- **Aim of the task**
Return every line of the data that contains the string "stimulators".

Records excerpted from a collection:
· · · · · · ·

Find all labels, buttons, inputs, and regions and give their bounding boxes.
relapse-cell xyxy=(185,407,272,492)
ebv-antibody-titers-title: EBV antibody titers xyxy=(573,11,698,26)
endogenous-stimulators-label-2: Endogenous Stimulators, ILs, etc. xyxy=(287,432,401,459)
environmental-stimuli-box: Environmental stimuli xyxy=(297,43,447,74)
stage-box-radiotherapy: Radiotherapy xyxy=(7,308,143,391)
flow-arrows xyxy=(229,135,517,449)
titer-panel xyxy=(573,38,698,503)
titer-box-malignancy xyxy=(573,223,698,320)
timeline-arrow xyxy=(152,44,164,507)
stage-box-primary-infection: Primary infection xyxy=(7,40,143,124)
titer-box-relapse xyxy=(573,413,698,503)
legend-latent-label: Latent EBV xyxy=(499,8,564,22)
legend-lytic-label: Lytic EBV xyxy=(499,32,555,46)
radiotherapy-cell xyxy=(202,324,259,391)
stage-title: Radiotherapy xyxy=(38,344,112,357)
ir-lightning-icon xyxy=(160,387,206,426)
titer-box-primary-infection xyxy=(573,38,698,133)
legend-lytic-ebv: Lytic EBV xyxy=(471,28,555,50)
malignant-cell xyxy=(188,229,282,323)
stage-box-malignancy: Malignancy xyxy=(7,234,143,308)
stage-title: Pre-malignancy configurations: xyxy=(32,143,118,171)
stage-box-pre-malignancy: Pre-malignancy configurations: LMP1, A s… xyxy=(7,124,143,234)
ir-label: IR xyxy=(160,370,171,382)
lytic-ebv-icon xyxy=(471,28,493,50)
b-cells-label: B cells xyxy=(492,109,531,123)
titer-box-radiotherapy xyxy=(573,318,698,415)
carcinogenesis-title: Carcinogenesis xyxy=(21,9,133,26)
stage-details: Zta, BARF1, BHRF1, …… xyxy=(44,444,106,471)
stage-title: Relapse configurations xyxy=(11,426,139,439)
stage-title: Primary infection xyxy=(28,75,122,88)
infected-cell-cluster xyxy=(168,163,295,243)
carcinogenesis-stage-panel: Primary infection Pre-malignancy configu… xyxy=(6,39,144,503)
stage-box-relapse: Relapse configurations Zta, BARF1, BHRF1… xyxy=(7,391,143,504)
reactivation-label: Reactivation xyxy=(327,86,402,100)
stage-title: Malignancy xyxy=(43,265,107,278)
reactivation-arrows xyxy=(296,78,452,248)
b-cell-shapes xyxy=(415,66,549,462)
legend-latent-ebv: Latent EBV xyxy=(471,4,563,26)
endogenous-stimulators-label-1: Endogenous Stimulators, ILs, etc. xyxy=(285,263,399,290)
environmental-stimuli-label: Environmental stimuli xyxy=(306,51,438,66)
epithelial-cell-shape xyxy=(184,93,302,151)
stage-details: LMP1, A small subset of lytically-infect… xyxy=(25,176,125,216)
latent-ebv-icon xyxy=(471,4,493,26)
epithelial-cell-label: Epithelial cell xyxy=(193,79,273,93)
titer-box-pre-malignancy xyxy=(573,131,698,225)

· · · · · · ·

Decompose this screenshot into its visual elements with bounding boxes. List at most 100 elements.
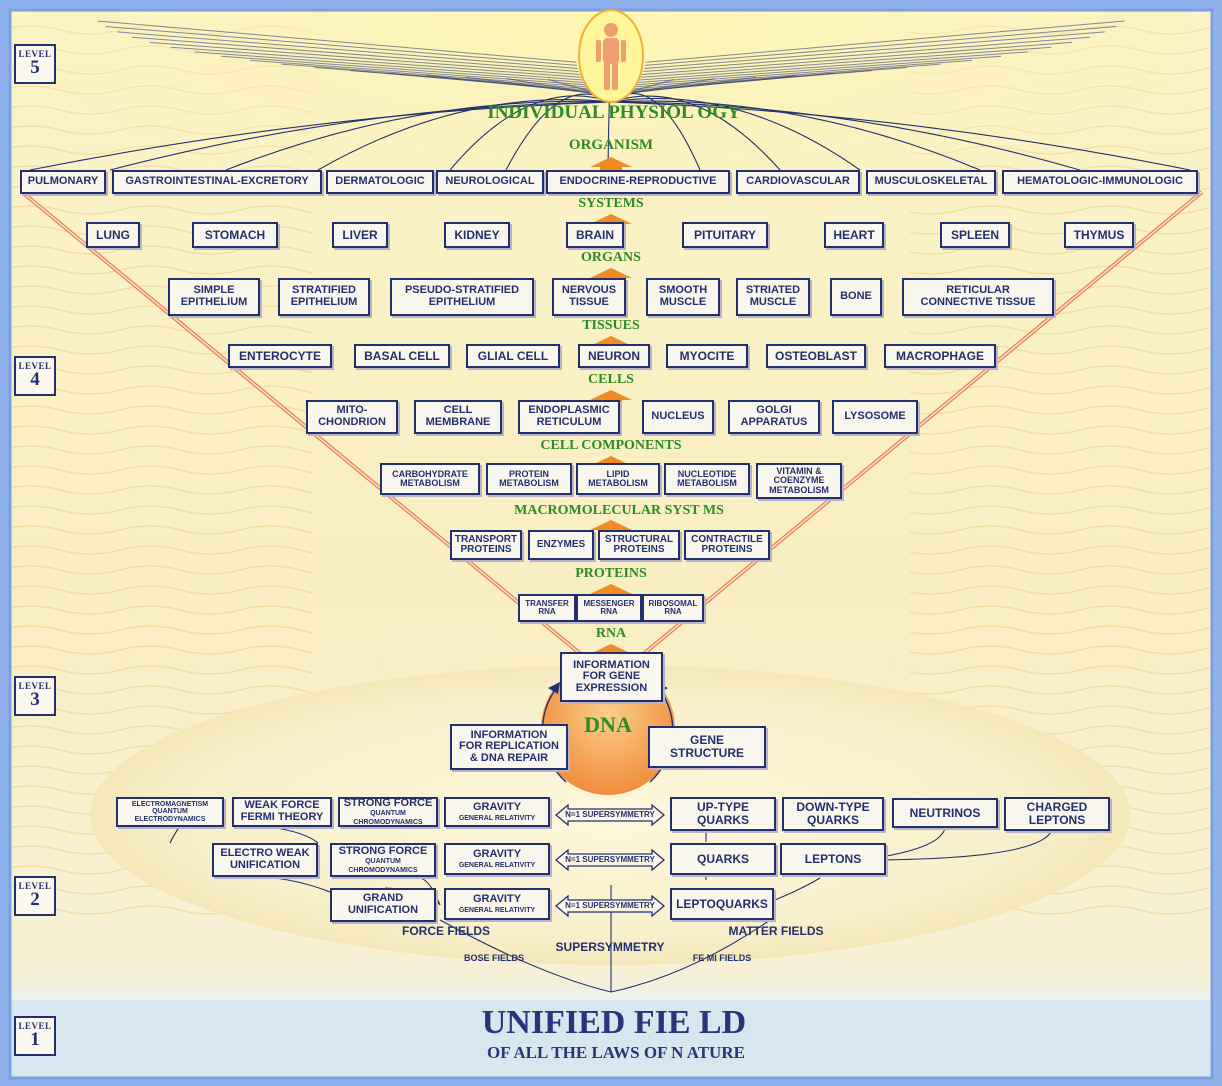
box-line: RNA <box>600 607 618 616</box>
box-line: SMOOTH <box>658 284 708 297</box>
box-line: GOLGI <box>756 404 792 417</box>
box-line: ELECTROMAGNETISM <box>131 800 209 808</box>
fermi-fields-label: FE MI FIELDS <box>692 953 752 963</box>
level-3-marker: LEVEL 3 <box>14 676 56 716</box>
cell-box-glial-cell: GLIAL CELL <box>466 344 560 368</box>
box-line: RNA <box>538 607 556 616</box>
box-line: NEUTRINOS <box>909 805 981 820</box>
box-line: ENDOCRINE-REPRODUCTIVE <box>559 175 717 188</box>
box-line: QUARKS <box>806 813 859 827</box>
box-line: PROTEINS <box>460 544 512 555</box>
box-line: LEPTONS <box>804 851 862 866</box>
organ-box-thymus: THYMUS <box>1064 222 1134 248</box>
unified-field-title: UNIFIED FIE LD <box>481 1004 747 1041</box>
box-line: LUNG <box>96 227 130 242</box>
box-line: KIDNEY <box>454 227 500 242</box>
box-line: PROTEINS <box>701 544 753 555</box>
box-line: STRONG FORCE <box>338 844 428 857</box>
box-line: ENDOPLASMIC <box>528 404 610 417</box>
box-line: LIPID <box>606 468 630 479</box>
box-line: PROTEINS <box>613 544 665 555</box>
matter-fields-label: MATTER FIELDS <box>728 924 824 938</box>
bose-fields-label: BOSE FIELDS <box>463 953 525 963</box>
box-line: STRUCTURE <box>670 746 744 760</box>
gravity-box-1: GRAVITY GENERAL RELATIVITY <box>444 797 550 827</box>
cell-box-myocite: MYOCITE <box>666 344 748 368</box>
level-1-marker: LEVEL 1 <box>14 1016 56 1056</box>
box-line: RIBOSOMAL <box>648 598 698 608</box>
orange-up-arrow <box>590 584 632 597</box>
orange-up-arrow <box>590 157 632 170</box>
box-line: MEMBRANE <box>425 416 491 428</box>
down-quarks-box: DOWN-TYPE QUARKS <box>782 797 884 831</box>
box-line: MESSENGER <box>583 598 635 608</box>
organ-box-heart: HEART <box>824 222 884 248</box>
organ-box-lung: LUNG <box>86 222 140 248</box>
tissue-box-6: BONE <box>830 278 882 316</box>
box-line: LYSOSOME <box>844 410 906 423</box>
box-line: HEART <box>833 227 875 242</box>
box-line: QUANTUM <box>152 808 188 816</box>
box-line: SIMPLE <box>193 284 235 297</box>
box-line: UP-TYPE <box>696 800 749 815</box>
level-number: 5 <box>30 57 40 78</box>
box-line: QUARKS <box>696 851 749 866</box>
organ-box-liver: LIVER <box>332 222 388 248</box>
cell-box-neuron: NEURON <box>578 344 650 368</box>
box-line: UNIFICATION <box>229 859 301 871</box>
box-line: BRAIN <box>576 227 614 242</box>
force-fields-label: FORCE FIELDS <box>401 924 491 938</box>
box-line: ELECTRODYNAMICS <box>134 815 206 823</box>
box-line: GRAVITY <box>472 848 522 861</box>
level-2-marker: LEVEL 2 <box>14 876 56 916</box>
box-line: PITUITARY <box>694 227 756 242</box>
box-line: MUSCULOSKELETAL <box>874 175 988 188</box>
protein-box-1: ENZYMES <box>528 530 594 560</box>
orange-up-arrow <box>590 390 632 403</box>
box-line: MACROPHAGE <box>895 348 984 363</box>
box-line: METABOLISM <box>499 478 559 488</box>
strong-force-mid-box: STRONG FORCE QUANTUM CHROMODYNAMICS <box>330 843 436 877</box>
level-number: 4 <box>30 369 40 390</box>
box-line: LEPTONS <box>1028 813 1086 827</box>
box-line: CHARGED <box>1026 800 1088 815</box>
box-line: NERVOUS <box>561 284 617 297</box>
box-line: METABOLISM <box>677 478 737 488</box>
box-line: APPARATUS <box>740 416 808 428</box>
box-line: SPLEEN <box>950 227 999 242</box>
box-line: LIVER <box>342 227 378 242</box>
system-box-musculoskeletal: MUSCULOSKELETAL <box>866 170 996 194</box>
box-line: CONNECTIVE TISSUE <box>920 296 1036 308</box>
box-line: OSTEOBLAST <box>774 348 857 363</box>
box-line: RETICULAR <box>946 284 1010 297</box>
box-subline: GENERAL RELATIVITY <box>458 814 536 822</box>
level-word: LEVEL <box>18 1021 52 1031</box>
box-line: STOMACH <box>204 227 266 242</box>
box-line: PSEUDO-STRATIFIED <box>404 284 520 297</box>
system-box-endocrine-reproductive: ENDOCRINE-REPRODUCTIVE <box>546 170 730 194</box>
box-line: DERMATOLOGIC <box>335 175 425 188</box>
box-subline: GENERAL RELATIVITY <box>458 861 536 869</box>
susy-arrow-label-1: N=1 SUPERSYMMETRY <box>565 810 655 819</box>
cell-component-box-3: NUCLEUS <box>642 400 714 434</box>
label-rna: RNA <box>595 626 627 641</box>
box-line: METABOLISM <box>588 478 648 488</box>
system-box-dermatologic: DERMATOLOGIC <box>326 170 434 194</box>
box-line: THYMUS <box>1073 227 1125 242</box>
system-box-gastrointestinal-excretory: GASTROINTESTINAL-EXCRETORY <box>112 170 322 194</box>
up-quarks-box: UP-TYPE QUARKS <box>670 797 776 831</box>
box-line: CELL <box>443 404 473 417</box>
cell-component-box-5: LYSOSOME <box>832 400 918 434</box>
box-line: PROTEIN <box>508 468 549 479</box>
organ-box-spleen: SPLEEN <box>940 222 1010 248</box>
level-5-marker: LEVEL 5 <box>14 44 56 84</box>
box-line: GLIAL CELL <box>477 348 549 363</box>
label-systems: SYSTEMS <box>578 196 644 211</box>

· · · · · · ·

- **Response**
endogenous-stimulators-label-2: Endogenous Stimulators, ILs, etc. xyxy=(287,432,401,459)
endogenous-stimulators-label-1: Endogenous Stimulators, ILs, etc. xyxy=(285,263,399,290)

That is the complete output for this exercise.